• Short exercise
Under this task are some entries; return every one of them exactly.

Dataset excerpts
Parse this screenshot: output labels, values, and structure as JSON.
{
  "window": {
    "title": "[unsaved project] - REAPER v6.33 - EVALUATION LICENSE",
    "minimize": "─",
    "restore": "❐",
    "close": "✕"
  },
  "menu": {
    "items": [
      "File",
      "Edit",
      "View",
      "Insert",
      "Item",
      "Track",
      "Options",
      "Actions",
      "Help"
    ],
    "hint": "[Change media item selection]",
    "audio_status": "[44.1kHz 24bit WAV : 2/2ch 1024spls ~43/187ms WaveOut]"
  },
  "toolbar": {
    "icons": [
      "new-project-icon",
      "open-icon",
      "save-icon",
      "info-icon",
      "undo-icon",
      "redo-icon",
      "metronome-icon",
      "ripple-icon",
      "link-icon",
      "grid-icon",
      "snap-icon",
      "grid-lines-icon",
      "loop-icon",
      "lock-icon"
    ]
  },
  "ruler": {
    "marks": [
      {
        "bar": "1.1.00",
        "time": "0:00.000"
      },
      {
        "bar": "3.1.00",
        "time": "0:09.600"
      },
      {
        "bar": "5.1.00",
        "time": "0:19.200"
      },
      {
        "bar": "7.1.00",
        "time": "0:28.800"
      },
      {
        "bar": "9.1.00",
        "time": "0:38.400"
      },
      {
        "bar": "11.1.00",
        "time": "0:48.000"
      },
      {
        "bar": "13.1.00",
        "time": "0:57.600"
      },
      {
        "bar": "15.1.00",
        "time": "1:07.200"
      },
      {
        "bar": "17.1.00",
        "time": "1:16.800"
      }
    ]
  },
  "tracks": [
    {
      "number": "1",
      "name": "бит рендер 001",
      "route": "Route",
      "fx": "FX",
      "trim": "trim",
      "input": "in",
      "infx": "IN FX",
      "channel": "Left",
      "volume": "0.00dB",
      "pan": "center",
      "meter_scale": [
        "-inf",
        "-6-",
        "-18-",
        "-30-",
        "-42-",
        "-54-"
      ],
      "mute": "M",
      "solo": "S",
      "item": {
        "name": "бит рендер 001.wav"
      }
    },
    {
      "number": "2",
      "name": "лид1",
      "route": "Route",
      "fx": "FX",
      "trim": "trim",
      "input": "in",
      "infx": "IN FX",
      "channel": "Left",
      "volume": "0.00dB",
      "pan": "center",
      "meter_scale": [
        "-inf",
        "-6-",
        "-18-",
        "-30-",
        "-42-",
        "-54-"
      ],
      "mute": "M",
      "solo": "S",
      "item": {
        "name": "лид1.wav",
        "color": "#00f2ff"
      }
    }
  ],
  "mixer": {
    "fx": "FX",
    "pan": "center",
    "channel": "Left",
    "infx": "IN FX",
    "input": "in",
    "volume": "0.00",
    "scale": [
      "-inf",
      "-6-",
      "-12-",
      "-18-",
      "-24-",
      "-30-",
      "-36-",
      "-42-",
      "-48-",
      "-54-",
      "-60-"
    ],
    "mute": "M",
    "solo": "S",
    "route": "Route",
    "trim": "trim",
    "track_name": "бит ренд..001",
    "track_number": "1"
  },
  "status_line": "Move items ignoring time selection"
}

• Answer in full
Parse this screenshot: output labels, values, and structure as JSON.
{
  "window": {
    "title": "[unsaved project] - REAPER v6.33 - EVALUATION LICENSE",
    "minimize": "─",
    "restore": "❐",
    "close": "✕"
  },
  "menu": {
    "items": [
      "File",
      "Edit",
      "View",
      "Insert",
      "Item",
      "Track",
      "Options",
      "Actions",
      "Help"
    ],
    "hint": "[Change media item selection]",
    "audio_status": "[44.1kHz 24bit WAV : 2/2ch 1024spls ~43/187ms WaveOut]"
  },
  "toolbar": {
    "icons": [
      "new-project-icon",
      "open-icon",
      "save-icon",
      "info-icon",
      "undo-icon",
      "redo-icon",
      "metronome-icon",
      "ripple-icon",
      "link-icon",
      "grid-icon",
      "snap-icon",
      "grid-lines-icon",
      "loop-icon",
      "lock-icon"
    ]
  },
  "ruler": {
    "marks": [
      {
        "bar": "1.1.00",
        "time": "0:00.000"
      },
      {
        "bar": "3.1.00",
        "time": "0:09.600"
      },
      {
        "bar": "5.1.00",
        "time": "0:19.200"
      },
      {
        "bar": "7.1.00",
        "time": "0:28.800"
      },
      {
        "bar": "9.1.00",
        "time": "0:38.400"
      },
      {
        "bar": "11.1.00",
        "time": "0:48.000"
      },
      {
        "bar": "13.1.00",
        "time": "0:57.600"
      },
      {
        "bar": "15.1.00",
        "time": "1:07.200"
      },
      {
        "bar": "17.1.00",
        "time": "1:16.800"
      }
    ]
  },
  "tracks": [
    {
      "number": "1",
      "name": "бит рендер 001",
      "route": "Route",
      "fx": "FX",
      "trim": "trim",
      "input": "in",
      "infx": "IN FX",
      "channel": "Left",
      "volume": "0.00dB",
      "pan": "center",
      "meter_scale": [
        "-inf",
        "-6-",
        "-18-",
        "-30-",
        "-42-",
        "-54-"
      ],
      "mute": "M",
      "solo": "S",
      "item": {
        "name": "бит рендер 001.wav"
      }
    },
    {
      "number": "2",
      "name": "лид1",
      "route": "Route",
      "fx": "FX",
      "trim": "trim",
      "input": "in",
      "infx": "IN FX",
      "channel": "Left",
      "volume": "0.00dB",
      "pan": "center",
      "meter_scale": [
        "-inf",
        "-6-",
        "-18-",
        "-30-",
        "-42-",
        "-54-"
      ],
      "mute": "M",
      "solo": "S",
      "item": {
        "name": "лид1.wav",
        "color": "#00f2ff"
      }
    }
  ],
  "mixer": {
    "fx": "FX",
    "pan": "center",
    "channel": "Left",
    "infx": "IN FX",
    "input": "in",
    "volume": "0.00",
    "scale": [
      "-inf",
      "-6-",
      "-12-",
      "-18-",
      "-24-",
      "-30-",
      "-36-",
      "-42-",
      "-48-",
      "-54-",
      "-60-"
    ],
    "mute": "M",
    "solo": "S",
    "route": "Route",
    "trim": "trim",
    "track_name": "бит ренд..001",
    "track_number": "1"
  },
  "status_line": "Move items ignoring time selection"
}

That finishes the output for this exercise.